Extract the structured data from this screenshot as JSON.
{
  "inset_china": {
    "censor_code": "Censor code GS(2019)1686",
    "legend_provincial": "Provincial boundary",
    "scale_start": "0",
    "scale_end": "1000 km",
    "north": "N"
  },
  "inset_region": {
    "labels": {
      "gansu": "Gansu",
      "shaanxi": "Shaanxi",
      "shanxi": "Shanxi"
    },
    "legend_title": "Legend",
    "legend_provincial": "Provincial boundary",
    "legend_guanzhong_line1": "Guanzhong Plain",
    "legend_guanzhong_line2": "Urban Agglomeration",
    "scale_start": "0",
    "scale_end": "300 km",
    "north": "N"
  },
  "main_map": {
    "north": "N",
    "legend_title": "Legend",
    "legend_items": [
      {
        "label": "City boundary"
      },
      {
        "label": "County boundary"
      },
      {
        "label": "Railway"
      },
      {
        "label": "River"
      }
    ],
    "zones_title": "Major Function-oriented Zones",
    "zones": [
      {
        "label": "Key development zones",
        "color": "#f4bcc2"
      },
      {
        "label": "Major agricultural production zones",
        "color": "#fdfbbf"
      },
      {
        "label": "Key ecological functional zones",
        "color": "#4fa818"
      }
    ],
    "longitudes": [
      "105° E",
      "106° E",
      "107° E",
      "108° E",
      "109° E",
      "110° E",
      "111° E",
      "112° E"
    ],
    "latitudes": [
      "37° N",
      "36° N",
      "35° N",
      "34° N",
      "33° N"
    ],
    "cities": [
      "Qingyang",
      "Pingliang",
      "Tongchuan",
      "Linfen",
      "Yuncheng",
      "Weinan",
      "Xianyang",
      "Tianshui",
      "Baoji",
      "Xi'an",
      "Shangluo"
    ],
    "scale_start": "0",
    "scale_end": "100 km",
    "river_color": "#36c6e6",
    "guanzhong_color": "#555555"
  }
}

(Goal of the exercise):
Every entry above needs to be quoted exactly.

(Result):
Extract the structured data from this screenshot as JSON.
{
  "inset_china": {
    "censor_code": "Censor code GS(2019)1686",
    "legend_provincial": "Provincial boundary",
    "scale_start": "0",
    "scale_end": "1000 km",
    "north": "N"
  },
  "inset_region": {
    "labels": {
      "gansu": "Gansu",
      "shaanxi": "Shaanxi",
      "shanxi": "Shanxi"
    },
    "legend_title": "Legend",
    "legend_provincial": "Provincial boundary",
    "legend_guanzhong_line1": "Guanzhong Plain",
    "legend_guanzhong_line2": "Urban Agglomeration",
    "scale_start": "0",
    "scale_end": "300 km",
    "north": "N"
  },
  "main_map": {
    "north": "N",
    "legend_title": "Legend",
    "legend_items": [
      {
        "label": "City boundary"
      },
      {
        "label": "County boundary"
      },
      {
        "label": "Railway"
      },
      {
        "label": "River"
      }
    ],
    "zones_title": "Major Function-oriented Zones",
    "zones": [
      {
        "label": "Key development zones",
        "color": "#f4bcc2"
      },
      {
        "label": "Major agricultural production zones",
        "color": "#fdfbbf"
      },
      {
        "label": "Key ecological functional zones",
        "color": "#4fa818"
      }
    ],
    "longitudes": [
      "105° E",
      "106° E",
      "107° E",
      "108° E",
      "109° E",
      "110° E",
      "111° E",
      "112° E"
    ],
    "latitudes": [
      "37° N",
      "36° N",
      "35° N",
      "34° N",
      "33° N"
    ],
    "cities": [
      "Qingyang",
      "Pingliang",
      "Tongchuan",
      "Linfen",
      "Yuncheng",
      "Weinan",
      "Xianyang",
      "Tianshui",
      "Baoji",
      "Xi'an",
      "Shangluo"
    ],
    "scale_start": "0",
    "scale_end": "100 km",
    "river_color": "#36c6e6",
    "guanzhong_color": "#555555"
  }
}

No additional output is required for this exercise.